§ **Job**
Gather every line from the entries below that includes "Asynchronous".

§ **Information given**
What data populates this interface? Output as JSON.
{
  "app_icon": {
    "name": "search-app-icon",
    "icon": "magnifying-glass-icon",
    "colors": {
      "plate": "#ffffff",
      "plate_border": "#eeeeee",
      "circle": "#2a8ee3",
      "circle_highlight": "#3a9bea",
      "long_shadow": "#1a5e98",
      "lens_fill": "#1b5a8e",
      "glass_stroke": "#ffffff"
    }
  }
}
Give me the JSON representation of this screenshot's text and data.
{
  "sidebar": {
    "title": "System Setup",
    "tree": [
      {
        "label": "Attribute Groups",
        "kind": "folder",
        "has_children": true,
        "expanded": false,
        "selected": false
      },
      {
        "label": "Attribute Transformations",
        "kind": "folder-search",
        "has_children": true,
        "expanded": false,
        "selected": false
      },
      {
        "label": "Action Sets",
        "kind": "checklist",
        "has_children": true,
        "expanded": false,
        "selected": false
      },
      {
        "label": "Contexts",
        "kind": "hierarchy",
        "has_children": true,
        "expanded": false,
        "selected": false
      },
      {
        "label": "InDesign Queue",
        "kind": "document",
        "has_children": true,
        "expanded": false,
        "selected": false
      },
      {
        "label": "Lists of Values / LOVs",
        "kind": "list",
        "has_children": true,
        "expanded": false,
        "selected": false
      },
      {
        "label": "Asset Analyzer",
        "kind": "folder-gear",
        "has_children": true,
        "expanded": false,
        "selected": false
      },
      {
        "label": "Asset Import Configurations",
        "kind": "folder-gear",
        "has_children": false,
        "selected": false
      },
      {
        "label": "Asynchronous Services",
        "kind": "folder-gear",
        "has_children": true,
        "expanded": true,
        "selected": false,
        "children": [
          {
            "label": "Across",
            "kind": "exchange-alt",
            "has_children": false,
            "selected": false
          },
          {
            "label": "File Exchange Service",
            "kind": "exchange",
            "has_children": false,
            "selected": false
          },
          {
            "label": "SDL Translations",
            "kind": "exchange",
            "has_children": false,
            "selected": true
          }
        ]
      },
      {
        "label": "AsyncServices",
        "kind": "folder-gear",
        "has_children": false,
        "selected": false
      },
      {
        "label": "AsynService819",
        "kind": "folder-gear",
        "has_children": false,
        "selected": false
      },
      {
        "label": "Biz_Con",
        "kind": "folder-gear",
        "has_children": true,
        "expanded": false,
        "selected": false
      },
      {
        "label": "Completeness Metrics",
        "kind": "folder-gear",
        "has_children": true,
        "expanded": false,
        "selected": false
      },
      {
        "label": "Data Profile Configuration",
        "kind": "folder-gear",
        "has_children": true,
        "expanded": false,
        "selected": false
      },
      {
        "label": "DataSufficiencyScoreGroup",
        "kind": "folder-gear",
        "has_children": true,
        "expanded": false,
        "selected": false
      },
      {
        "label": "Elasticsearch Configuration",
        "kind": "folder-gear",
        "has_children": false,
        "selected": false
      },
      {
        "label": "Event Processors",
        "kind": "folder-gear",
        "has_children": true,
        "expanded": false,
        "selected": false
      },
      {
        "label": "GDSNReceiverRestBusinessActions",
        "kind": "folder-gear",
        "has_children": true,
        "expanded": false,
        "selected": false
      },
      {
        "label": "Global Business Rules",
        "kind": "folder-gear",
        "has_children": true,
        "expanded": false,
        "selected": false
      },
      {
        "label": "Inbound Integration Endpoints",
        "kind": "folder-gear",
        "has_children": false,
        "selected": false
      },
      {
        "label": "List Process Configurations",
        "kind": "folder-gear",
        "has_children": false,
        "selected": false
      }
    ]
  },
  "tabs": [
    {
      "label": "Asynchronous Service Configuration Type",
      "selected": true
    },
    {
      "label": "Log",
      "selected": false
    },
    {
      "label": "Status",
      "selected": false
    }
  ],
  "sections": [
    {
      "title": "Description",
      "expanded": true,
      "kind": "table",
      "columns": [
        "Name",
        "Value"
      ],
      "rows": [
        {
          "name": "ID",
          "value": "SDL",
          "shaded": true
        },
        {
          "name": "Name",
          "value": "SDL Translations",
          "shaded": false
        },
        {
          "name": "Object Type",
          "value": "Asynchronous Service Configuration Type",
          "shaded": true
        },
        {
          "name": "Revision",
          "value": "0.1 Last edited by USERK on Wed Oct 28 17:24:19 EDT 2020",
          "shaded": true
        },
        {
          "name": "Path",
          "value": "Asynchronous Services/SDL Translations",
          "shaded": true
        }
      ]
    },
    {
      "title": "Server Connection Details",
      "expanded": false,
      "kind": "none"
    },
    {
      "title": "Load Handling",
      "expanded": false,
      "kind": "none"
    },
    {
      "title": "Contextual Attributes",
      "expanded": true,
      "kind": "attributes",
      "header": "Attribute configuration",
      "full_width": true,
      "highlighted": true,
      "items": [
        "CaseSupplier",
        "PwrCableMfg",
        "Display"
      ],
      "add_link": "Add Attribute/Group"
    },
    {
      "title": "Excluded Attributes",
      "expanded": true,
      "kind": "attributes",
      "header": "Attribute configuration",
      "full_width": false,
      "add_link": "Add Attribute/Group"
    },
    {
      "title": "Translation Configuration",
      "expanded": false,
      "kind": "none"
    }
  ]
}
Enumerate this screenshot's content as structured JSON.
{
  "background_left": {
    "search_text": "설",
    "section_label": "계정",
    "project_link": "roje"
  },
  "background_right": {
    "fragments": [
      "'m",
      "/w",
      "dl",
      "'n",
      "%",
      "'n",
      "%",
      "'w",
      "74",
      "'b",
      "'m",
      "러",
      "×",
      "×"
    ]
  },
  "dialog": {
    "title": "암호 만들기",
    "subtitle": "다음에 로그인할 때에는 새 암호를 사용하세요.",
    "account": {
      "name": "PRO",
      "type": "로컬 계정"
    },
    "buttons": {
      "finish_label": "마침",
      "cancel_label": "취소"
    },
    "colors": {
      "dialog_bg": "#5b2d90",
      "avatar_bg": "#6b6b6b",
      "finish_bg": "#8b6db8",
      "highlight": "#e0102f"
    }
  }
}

§ **Written response**
        "label": "Asynchronous Services",
      "label": "Asynchronous Service Configuration Type",
          "value": "Asynchronous Service Configuration Type",
          "value": "Asynchronous Services/SDL Translations",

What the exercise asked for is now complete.